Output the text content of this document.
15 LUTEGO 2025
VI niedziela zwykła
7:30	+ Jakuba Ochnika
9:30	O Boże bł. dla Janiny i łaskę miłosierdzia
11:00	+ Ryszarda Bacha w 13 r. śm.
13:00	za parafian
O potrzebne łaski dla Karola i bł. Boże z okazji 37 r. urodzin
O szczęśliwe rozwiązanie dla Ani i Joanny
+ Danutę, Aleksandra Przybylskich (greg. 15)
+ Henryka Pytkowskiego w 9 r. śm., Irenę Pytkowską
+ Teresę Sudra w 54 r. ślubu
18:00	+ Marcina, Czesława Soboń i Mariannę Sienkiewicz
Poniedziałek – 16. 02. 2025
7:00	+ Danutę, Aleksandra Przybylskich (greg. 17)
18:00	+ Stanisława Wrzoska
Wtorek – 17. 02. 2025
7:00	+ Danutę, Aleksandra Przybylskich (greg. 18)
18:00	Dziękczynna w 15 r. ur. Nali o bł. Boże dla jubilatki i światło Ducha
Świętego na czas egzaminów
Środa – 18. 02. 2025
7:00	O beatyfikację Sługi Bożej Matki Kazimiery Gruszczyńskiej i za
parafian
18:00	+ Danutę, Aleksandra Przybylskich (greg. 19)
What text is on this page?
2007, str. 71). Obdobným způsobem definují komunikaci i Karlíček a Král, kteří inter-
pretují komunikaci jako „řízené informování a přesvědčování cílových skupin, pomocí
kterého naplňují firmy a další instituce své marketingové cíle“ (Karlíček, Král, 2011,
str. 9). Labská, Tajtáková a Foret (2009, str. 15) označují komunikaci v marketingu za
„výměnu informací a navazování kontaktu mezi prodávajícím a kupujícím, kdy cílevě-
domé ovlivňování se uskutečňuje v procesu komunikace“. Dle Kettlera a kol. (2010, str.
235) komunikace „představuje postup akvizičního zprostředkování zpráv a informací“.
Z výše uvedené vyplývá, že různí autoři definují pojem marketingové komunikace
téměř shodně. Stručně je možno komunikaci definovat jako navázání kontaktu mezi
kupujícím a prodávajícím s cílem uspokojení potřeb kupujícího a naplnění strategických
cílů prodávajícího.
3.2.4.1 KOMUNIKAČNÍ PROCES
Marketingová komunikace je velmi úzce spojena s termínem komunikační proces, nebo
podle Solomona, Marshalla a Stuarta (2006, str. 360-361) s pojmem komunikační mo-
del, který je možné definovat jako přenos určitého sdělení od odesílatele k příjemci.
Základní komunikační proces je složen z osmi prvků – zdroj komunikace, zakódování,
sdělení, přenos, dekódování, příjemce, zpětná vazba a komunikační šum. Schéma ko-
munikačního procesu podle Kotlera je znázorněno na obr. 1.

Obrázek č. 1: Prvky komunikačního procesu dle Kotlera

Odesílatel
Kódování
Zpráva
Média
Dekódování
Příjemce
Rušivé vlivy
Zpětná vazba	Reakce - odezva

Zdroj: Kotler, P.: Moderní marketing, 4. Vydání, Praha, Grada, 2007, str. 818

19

Description of the task:
Using the listing above, pull out all lines that hold the word "kupujícím".

Written answer:
„výměnu informací a navazování kontaktu mezi prodávajícím a kupujícím, kdy cílevě-
kupujícím a prodávajícím s cílem uspokojení potřeb kupujícího a naplnění strategických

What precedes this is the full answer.